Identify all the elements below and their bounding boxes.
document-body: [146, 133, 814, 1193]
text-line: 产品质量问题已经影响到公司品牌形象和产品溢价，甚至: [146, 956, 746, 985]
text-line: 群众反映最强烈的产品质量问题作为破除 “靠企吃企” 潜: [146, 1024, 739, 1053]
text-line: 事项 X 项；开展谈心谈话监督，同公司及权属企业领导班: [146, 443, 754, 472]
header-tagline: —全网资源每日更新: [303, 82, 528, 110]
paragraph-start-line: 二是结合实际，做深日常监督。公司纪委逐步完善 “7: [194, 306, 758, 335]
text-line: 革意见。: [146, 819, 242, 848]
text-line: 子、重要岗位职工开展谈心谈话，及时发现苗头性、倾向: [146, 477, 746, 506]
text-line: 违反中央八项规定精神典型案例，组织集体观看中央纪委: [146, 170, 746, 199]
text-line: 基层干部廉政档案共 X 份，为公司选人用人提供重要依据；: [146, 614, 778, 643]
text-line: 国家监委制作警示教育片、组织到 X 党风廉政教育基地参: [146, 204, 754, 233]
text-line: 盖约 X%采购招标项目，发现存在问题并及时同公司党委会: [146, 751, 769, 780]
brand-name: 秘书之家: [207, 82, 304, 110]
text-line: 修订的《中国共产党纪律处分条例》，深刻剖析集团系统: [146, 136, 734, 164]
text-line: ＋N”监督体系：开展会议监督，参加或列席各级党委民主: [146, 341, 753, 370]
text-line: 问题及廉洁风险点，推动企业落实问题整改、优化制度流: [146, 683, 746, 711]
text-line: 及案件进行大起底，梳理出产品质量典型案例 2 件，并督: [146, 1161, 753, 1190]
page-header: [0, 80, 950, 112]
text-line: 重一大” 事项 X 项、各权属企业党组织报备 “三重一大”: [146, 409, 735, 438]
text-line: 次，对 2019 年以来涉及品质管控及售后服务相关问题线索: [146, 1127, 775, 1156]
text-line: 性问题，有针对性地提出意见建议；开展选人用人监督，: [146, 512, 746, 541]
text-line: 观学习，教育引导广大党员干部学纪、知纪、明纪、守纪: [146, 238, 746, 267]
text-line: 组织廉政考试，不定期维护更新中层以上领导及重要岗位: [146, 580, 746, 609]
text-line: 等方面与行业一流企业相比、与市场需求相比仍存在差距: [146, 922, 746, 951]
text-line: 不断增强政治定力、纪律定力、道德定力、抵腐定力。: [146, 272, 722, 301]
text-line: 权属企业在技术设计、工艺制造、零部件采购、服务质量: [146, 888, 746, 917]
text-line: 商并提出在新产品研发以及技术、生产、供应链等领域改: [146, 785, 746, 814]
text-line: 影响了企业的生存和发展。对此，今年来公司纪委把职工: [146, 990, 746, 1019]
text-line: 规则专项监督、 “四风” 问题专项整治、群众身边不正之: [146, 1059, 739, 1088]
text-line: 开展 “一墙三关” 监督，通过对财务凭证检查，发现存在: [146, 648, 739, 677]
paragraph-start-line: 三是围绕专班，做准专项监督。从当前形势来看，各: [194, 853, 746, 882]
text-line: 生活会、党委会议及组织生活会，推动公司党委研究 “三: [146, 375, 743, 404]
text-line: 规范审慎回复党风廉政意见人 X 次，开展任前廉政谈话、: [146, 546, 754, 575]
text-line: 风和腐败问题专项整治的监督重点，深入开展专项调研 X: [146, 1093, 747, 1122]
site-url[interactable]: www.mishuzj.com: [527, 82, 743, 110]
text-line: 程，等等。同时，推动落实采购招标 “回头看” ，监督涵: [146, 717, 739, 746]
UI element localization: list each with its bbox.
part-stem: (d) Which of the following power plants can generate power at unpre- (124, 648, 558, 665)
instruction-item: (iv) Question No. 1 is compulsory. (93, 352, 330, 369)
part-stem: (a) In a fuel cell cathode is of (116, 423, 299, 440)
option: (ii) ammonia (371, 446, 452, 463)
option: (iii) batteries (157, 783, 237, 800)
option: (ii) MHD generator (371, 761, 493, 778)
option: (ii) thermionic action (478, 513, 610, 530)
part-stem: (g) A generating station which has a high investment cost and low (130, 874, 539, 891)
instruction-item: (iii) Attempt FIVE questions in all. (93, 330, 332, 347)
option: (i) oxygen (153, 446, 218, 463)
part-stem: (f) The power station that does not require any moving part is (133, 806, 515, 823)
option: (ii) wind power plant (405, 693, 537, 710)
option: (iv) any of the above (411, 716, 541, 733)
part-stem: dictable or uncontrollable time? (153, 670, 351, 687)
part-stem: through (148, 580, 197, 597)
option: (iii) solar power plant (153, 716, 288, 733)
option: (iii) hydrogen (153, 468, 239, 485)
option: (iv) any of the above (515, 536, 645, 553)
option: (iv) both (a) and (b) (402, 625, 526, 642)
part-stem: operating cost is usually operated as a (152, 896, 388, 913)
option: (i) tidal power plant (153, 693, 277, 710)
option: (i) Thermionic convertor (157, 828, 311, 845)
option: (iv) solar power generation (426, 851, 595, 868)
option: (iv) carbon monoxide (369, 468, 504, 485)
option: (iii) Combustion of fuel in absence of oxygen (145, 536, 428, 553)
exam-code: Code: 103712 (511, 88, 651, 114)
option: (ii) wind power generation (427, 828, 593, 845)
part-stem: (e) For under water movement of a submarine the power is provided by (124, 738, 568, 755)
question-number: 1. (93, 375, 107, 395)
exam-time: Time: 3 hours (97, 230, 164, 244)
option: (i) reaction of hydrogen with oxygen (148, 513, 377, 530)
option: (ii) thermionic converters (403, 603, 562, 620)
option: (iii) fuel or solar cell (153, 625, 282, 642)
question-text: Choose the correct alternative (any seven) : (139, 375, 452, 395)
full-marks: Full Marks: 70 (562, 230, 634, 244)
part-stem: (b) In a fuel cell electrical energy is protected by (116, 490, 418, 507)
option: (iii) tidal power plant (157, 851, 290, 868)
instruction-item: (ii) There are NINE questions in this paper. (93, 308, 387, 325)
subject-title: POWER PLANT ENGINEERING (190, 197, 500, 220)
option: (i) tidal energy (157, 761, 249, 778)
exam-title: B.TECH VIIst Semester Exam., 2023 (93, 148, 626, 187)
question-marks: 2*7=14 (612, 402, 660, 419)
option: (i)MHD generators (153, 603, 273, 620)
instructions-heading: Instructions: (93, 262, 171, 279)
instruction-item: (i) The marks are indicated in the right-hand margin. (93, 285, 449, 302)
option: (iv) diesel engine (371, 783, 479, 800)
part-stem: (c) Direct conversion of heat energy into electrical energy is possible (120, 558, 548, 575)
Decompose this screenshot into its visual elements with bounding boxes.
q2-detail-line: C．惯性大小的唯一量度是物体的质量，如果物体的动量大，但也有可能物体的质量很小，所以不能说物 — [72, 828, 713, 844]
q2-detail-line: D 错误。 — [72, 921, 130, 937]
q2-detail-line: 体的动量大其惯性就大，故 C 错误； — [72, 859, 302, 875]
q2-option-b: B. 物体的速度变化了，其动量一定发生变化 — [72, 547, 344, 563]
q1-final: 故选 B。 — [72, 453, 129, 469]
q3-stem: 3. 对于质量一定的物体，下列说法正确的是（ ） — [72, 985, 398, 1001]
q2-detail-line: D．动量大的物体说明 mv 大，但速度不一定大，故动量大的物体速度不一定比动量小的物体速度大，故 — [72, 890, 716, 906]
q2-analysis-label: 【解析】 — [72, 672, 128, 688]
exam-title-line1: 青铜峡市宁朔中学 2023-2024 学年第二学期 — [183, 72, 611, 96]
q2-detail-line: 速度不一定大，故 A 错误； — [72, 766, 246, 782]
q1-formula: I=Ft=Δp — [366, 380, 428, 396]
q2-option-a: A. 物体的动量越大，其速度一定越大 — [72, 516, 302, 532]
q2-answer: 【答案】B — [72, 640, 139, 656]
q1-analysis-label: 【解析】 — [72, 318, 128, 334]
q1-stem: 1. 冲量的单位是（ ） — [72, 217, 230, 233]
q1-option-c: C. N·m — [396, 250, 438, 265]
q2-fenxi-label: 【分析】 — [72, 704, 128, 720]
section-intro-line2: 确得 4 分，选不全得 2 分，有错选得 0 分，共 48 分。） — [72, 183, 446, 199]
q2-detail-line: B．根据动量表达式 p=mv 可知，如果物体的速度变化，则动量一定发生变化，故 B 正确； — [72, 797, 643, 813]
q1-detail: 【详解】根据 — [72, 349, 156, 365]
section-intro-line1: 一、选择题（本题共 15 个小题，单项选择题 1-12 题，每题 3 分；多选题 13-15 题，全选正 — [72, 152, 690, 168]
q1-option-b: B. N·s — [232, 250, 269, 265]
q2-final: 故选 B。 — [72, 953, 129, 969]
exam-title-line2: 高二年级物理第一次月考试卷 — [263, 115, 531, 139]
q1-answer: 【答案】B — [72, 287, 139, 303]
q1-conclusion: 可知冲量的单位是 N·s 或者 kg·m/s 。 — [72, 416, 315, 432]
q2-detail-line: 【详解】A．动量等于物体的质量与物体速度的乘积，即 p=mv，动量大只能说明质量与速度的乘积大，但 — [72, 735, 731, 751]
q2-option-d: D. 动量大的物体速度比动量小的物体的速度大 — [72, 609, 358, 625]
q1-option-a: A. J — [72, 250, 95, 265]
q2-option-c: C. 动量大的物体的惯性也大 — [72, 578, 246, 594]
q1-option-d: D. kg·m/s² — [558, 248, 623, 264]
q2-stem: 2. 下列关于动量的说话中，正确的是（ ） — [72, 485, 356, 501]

━━━━

> _EXERCISE_
Reproduce the material character for character, from its first line through the line containing "text-line: 次，对 2019", with both of those lines included.

> _RESULT BELOW_
Identify all the elements below and their bounding boxes.
document-body: [146, 133, 814, 1193]
text-line: 产品质量问题已经影响到公司品牌形象和产品溢价，甚至: [146, 956, 746, 985]
text-line: 群众反映最强烈的产品质量问题作为破除 “靠企吃企” 潜: [146, 1024, 739, 1053]
text-line: 事项 X 项；开展谈心谈话监督，同公司及权属企业领导班: [146, 443, 754, 472]
header-tagline: —全网资源每日更新: [303, 82, 528, 110]
paragraph-start-line: 二是结合实际，做深日常监督。公司纪委逐步完善 “7: [194, 306, 758, 335]
text-line: 革意见。: [146, 819, 242, 848]
text-line: 子、重要岗位职工开展谈心谈话，及时发现苗头性、倾向: [146, 477, 746, 506]
text-line: 违反中央八项规定精神典型案例，组织集体观看中央纪委: [146, 170, 746, 199]
text-line: 基层干部廉政档案共 X 份，为公司选人用人提供重要依据；: [146, 614, 778, 643]
text-line: 国家监委制作警示教育片、组织到 X 党风廉政教育基地参: [146, 204, 754, 233]
text-line: 盖约 X%采购招标项目，发现存在问题并及时同公司党委会: [146, 751, 769, 780]
brand-name: 秘书之家: [207, 82, 304, 110]
text-line: 修订的《中国共产党纪律处分条例》，深刻剖析集团系统: [146, 136, 734, 164]
text-line: ＋N”监督体系：开展会议监督，参加或列席各级党委民主: [146, 341, 753, 370]
text-line: 问题及廉洁风险点，推动企业落实问题整改、优化制度流: [146, 683, 746, 711]
text-line: 及案件进行大起底，梳理出产品质量典型案例 2 件，并督: [146, 1161, 753, 1190]
page-header: [0, 80, 950, 112]
text-line: 重一大” 事项 X 项、各权属企业党组织报备 “三重一大”: [146, 409, 735, 438]
text-line: 次，对 2019 年以来涉及品质管控及售后服务相关问题线索: [146, 1127, 775, 1156]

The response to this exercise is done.